→ **Requirement**: Answer with nothing but the number of lines that include the word "sera".

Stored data
● ● ● ●

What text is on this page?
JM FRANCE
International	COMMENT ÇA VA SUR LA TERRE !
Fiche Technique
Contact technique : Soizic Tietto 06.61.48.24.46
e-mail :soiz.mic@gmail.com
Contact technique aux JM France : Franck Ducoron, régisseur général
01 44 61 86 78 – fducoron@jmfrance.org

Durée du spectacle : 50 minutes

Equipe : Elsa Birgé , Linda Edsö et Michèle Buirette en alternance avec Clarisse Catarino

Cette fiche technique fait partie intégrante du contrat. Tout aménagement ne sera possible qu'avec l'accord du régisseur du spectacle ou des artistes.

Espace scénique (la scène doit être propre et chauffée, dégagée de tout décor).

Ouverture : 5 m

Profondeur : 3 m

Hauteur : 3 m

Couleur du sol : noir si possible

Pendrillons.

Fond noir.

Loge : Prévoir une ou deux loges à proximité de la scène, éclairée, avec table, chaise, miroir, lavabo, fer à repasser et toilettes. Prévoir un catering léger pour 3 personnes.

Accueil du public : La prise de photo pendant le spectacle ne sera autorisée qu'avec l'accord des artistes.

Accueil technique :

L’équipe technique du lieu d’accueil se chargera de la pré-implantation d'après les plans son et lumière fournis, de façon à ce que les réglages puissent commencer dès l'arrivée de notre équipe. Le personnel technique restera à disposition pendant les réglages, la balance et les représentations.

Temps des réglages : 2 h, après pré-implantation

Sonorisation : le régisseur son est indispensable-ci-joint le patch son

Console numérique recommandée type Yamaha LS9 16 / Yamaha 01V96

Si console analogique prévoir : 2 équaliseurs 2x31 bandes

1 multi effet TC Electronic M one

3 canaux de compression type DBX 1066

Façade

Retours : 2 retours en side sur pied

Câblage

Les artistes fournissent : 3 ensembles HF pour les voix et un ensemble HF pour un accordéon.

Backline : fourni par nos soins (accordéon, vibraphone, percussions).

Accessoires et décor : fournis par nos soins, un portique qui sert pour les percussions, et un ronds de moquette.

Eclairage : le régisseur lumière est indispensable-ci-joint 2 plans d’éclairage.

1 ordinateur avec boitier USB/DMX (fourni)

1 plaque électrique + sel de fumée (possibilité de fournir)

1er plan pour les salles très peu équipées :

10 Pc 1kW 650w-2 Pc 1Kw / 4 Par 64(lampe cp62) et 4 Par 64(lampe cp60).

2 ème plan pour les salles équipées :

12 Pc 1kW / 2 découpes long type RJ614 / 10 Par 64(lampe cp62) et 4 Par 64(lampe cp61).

● ● ● ●

→ **Answer to this exercise**: 2